*Records for this task:*
════════════════

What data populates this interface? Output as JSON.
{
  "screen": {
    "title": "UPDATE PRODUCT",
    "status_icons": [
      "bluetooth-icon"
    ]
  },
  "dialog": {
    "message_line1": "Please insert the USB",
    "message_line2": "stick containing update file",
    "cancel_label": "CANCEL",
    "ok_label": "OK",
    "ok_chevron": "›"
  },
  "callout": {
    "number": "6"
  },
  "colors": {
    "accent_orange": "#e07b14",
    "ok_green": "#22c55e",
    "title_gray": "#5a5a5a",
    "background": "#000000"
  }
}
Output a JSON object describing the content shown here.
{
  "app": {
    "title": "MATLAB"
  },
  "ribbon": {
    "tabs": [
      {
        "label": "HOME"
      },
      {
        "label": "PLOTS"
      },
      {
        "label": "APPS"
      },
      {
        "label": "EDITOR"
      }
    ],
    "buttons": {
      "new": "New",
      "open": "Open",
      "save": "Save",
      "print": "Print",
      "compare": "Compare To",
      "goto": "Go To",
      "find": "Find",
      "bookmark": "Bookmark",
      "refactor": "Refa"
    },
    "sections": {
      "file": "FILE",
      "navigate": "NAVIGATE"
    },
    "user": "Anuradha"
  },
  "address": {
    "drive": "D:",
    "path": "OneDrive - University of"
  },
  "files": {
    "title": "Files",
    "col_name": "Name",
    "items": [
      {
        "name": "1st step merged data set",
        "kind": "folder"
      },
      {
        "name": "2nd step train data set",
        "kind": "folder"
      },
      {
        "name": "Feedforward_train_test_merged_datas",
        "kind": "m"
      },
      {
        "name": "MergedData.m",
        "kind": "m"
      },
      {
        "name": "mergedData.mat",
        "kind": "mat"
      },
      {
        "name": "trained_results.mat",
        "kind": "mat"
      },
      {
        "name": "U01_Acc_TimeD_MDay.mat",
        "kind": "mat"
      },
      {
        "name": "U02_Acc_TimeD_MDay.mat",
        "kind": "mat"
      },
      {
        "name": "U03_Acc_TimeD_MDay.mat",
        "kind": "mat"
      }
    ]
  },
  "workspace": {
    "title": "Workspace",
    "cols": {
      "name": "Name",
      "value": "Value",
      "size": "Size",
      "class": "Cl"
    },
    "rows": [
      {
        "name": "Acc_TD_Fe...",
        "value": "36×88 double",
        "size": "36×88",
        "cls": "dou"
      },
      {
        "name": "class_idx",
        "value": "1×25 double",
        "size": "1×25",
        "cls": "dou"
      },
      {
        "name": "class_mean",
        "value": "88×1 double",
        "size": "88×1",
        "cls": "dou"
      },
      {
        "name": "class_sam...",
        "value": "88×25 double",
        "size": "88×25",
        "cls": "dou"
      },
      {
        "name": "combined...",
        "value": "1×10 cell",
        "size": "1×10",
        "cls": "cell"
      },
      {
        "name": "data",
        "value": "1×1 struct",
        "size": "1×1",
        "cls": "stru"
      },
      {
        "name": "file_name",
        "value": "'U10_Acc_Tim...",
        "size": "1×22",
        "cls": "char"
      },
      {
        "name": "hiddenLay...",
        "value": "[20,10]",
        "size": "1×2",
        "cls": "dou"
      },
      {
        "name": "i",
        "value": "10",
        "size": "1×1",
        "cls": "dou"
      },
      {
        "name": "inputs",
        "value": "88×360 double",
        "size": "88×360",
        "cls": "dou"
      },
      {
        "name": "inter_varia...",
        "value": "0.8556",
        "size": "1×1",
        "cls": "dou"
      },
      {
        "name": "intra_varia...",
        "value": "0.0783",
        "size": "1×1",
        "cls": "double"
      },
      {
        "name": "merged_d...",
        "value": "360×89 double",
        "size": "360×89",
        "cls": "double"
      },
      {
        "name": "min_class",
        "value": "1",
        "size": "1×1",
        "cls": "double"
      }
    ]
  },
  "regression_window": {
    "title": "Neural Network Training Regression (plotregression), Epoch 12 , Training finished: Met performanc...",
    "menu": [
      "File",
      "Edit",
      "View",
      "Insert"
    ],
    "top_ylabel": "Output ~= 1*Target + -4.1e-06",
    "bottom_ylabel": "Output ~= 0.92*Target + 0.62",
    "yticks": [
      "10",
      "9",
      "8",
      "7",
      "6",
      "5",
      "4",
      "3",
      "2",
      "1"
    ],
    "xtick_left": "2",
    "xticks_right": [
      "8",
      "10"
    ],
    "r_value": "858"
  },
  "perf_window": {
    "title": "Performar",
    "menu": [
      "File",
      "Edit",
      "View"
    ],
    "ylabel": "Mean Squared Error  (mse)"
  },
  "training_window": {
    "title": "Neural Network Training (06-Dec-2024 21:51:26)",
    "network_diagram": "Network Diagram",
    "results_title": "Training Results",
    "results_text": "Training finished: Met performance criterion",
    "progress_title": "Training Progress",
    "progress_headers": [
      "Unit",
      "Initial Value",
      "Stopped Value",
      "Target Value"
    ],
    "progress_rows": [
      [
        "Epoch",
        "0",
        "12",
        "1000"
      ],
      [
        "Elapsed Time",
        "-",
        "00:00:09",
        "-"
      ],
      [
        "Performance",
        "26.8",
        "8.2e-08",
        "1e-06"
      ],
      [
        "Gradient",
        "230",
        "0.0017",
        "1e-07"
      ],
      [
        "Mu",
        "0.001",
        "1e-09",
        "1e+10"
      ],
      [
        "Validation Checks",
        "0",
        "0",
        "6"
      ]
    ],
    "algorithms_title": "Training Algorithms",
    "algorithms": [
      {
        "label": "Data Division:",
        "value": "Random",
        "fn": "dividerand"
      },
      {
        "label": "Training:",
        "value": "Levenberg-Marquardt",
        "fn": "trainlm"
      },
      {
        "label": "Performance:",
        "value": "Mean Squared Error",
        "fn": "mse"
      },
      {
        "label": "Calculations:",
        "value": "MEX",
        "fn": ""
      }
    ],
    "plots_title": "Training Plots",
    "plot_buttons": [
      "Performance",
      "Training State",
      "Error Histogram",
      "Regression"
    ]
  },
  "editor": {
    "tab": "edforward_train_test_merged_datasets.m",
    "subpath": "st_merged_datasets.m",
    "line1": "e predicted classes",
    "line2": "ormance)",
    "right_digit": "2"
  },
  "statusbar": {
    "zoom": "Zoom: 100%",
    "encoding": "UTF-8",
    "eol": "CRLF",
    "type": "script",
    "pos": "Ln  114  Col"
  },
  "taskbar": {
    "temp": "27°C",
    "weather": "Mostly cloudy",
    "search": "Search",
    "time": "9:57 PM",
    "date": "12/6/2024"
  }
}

════════════════

*Required work:* Going over the lines above, work out how many include "Network", then give only that number.

*Output for this exercise:* 3